* START *

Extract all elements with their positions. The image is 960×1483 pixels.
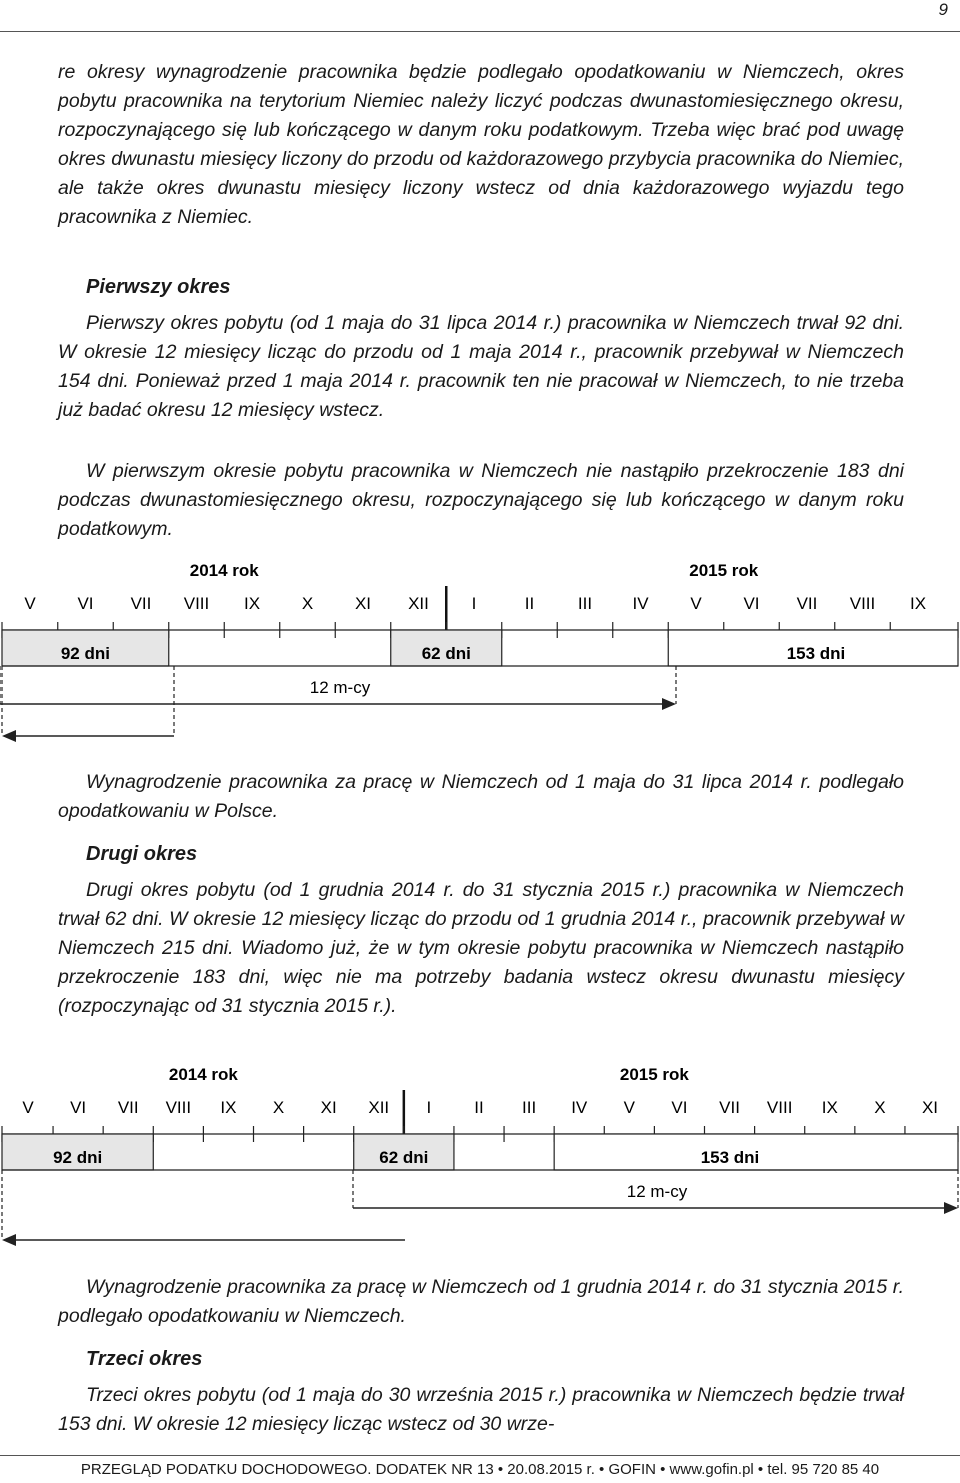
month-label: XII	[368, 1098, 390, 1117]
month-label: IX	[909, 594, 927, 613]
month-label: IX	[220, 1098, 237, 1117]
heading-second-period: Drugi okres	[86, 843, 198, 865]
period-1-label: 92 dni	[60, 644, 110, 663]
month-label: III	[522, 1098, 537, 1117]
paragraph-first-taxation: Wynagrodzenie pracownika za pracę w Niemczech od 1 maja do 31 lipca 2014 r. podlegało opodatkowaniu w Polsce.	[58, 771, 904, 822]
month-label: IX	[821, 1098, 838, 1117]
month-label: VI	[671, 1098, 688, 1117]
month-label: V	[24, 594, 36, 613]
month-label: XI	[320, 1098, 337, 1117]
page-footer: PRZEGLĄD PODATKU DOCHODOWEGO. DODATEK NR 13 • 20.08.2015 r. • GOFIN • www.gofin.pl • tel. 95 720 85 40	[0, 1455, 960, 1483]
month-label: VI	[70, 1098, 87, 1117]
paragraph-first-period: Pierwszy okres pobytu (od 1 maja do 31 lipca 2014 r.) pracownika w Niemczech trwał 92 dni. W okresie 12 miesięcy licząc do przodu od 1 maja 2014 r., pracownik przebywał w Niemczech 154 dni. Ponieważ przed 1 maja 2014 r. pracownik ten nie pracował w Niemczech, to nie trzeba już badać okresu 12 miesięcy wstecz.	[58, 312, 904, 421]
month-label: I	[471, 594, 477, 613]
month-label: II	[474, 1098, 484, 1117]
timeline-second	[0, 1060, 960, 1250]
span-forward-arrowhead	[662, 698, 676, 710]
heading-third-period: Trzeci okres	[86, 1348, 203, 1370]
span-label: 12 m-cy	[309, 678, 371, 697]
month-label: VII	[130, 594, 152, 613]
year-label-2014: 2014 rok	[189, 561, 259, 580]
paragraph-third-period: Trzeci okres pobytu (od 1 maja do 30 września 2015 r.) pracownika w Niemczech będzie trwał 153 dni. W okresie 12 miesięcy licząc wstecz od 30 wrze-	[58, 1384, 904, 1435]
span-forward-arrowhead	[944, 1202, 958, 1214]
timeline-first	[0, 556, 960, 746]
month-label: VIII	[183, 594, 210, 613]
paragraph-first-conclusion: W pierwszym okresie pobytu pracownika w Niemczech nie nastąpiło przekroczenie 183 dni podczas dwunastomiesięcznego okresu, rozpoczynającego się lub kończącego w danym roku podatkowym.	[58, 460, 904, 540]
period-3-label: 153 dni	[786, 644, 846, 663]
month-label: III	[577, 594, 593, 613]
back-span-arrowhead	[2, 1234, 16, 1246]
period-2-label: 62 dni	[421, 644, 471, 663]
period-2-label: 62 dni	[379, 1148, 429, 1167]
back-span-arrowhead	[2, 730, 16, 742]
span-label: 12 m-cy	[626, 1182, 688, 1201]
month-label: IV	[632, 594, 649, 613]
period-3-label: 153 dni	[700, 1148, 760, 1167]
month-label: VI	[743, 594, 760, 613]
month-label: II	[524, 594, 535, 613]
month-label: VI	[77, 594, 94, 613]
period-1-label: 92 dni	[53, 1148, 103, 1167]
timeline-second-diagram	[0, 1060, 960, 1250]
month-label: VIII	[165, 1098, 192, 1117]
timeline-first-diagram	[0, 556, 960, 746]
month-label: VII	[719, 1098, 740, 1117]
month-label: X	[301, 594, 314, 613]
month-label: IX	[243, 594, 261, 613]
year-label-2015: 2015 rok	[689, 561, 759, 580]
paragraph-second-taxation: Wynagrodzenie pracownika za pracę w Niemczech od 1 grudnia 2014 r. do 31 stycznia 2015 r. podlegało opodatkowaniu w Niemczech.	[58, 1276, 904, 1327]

* END *

**Task objective**: Reproduce the entire listing above with every occurrence of "month-label" replaced by "month-marker" and everything else unchanged. Omit the pictures from your output.

**Result of the task**:
Extract all elements with their positions. The image is 960×1483 pixels.
month-marker: XII	[368, 1098, 390, 1117]
month-marker: IX	[909, 594, 927, 613]
month-marker: IX	[220, 1098, 237, 1117]
heading-second-period: Drugi okres	[86, 843, 198, 865]
period-1-label: 92 dni	[60, 644, 110, 663]
month-marker: III	[522, 1098, 537, 1117]
paragraph-first-taxation: Wynagrodzenie pracownika za pracę w Niemczech od 1 maja do 31 lipca 2014 r. podlegało opodatkowaniu w Polsce.	[58, 771, 904, 822]
month-marker: IX	[821, 1098, 838, 1117]
month-marker: VI	[671, 1098, 688, 1117]
month-marker: V	[24, 594, 36, 613]
month-marker: XI	[320, 1098, 337, 1117]
page-footer: PRZEGLĄD PODATKU DOCHODOWEGO. DODATEK NR 13 • 20.08.2015 r. • GOFIN • www.gofin.pl • tel. 95 720 85 40	[0, 1455, 960, 1483]
month-marker: VI	[70, 1098, 87, 1117]
paragraph-first-period: Pierwszy okres pobytu (od 1 maja do 31 lipca 2014 r.) pracownika w Niemczech trwał 92 dni. W okresie 12 miesięcy licząc do przodu od 1 maja 2014 r., pracownik przebywał w Niemczech 154 dni. Ponieważ przed 1 maja 2014 r. pracownik ten nie pracował w Niemczech, to nie trzeba już badać okresu 12 miesięcy wstecz.	[58, 312, 904, 421]
month-marker: I	[471, 594, 477, 613]
month-marker: II	[474, 1098, 484, 1117]
timeline-second	[0, 1060, 960, 1250]
span-forward-arrowhead	[662, 698, 676, 710]
heading-third-period: Trzeci okres	[86, 1348, 203, 1370]
span-label: 12 m-cy	[309, 678, 371, 697]
month-marker: VII	[130, 594, 152, 613]
year-label-2014: 2014 rok	[189, 561, 259, 580]
paragraph-third-period: Trzeci okres pobytu (od 1 maja do 30 września 2015 r.) pracownika w Niemczech będzie trwał 153 dni. W okresie 12 miesięcy licząc wstecz od 30 wrze-	[58, 1384, 904, 1435]
span-forward-arrowhead	[944, 1202, 958, 1214]
timeline-first	[0, 556, 960, 746]
month-marker: VIII	[183, 594, 210, 613]
paragraph-first-conclusion: W pierwszym okresie pobytu pracownika w Niemczech nie nastąpiło przekroczenie 183 dni podczas dwunastomiesięcznego okresu, rozpoczynającego się lub kończącego w danym roku podatkowym.	[58, 460, 904, 540]
period-3-label: 153 dni	[786, 644, 846, 663]
month-marker: III	[577, 594, 593, 613]
back-span-arrowhead	[2, 1234, 16, 1246]
period-2-label: 62 dni	[421, 644, 471, 663]
period-2-label: 62 dni	[379, 1148, 429, 1167]
back-span-arrowhead	[2, 730, 16, 742]
span-label: 12 m-cy	[626, 1182, 688, 1201]
month-marker: IV	[632, 594, 649, 613]
period-3-label: 153 dni	[700, 1148, 760, 1167]
month-marker: VI	[743, 594, 760, 613]
month-marker: II	[524, 594, 535, 613]
month-marker: VI	[77, 594, 94, 613]
period-1-label: 92 dni	[53, 1148, 103, 1167]
timeline-second-diagram	[0, 1060, 960, 1250]
month-marker: VIII	[165, 1098, 192, 1117]
timeline-first-diagram	[0, 556, 960, 746]
month-marker: VII	[719, 1098, 740, 1117]
month-marker: X	[301, 594, 314, 613]
month-marker: IX	[243, 594, 261, 613]
year-label-2015: 2015 rok	[689, 561, 759, 580]
paragraph-second-taxation: Wynagrodzenie pracownika za pracę w Niemczech od 1 grudnia 2014 r. do 31 stycznia 2015 r. podlegało opodatkowaniu w Niemczech.	[58, 1276, 904, 1327]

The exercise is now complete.